WHAT TO DO:
Return a copy of every line in the records that includes the word "electric".

EXTRACTED RECORDS:
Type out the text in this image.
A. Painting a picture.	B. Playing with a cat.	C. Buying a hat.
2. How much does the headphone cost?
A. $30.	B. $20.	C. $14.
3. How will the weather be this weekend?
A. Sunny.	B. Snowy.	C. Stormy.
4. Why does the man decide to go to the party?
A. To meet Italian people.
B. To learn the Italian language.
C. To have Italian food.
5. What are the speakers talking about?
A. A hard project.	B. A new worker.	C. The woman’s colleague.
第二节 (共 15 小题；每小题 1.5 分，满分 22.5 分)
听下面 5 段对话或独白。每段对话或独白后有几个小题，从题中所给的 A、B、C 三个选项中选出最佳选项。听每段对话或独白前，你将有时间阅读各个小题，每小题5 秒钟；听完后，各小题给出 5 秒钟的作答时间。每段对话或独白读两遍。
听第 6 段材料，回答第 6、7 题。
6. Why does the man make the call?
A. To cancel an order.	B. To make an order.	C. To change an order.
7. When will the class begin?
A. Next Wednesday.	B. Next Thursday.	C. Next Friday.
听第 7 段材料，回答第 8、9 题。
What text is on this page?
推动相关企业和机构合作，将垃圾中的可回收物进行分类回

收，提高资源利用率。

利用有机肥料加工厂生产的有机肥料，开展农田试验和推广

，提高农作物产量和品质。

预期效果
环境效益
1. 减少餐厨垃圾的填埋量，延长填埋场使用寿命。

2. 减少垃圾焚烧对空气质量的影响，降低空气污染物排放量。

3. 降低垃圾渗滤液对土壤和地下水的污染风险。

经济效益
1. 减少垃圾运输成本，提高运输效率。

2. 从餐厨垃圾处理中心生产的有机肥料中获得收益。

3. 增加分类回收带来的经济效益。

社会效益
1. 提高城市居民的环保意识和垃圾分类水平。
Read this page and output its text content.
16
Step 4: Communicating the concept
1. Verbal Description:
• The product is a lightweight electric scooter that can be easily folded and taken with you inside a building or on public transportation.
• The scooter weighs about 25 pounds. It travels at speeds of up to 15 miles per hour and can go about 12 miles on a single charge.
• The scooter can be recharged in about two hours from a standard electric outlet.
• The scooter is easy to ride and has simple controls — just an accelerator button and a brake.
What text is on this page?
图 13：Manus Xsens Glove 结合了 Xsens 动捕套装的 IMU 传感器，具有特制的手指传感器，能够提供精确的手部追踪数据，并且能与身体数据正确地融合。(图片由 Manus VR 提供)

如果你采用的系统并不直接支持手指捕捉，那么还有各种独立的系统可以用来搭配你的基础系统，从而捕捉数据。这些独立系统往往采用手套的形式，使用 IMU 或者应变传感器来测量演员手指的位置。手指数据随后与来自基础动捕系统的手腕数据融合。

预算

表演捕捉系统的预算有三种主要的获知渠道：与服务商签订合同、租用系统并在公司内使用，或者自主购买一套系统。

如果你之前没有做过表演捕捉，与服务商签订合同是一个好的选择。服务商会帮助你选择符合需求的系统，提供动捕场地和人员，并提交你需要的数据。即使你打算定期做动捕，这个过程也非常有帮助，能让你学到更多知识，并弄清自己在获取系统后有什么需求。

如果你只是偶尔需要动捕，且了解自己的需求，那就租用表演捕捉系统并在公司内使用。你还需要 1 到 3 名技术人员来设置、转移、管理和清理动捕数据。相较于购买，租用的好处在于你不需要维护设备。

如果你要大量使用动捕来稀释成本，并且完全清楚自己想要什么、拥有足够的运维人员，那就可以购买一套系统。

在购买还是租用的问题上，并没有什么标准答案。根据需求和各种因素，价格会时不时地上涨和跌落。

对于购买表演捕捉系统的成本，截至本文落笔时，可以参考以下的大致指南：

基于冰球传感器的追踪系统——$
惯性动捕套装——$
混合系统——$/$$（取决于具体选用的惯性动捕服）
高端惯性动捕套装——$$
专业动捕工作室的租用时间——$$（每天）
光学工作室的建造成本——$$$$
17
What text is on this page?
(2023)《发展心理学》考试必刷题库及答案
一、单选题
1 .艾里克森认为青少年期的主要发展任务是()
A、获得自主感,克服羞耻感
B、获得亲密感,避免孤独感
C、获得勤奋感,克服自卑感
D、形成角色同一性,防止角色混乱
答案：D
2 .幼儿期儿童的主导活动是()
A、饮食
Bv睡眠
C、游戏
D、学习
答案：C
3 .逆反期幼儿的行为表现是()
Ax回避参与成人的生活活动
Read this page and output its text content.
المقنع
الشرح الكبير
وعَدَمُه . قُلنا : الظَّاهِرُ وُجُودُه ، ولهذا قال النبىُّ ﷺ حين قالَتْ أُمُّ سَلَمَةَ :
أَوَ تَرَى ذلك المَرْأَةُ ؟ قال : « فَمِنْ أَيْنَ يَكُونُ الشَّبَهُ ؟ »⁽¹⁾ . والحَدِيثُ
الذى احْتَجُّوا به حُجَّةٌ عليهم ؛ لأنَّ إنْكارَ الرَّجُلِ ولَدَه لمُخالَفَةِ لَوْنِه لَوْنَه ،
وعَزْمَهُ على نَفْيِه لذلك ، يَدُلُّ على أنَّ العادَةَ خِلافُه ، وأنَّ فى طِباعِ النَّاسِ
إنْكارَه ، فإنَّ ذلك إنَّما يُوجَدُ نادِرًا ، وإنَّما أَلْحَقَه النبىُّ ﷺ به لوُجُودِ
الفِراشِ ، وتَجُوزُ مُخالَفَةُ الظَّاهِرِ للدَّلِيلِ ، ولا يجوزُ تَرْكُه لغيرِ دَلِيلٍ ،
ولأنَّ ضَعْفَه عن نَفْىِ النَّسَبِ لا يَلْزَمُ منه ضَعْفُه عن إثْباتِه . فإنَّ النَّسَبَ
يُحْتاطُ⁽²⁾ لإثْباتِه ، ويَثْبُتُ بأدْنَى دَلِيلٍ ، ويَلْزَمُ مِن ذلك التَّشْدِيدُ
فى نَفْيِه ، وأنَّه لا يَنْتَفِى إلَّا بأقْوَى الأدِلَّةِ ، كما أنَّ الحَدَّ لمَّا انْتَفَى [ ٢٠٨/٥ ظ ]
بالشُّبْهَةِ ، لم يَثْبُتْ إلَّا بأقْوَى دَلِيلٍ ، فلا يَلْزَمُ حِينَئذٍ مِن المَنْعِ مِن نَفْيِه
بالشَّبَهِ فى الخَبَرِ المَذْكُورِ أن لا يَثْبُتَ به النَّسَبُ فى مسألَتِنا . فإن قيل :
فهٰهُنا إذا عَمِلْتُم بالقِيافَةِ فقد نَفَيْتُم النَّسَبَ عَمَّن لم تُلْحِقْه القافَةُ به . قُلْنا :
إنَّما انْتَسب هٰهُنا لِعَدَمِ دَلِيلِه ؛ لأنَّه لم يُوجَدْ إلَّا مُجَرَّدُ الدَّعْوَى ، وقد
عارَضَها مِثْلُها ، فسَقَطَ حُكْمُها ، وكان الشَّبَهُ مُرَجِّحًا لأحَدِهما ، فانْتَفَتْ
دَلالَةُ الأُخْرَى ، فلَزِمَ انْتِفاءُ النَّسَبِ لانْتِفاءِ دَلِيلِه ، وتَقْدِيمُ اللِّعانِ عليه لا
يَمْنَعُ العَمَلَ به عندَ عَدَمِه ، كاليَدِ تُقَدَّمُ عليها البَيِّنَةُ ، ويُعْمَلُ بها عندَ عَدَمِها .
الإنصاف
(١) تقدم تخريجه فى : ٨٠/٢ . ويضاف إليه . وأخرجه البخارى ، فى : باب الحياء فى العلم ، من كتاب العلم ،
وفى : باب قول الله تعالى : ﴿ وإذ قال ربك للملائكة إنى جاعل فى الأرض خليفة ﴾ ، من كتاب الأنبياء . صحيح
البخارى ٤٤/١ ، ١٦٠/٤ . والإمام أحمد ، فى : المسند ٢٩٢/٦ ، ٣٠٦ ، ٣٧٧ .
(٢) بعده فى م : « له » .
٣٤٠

ANSWER TO THE EXERCISE:
• The product is a lightweight electric scooter that can be easily folded and taken with you inside a building or on public transportation.
• The scooter can be recharged in about two hours from a standard electric outlet.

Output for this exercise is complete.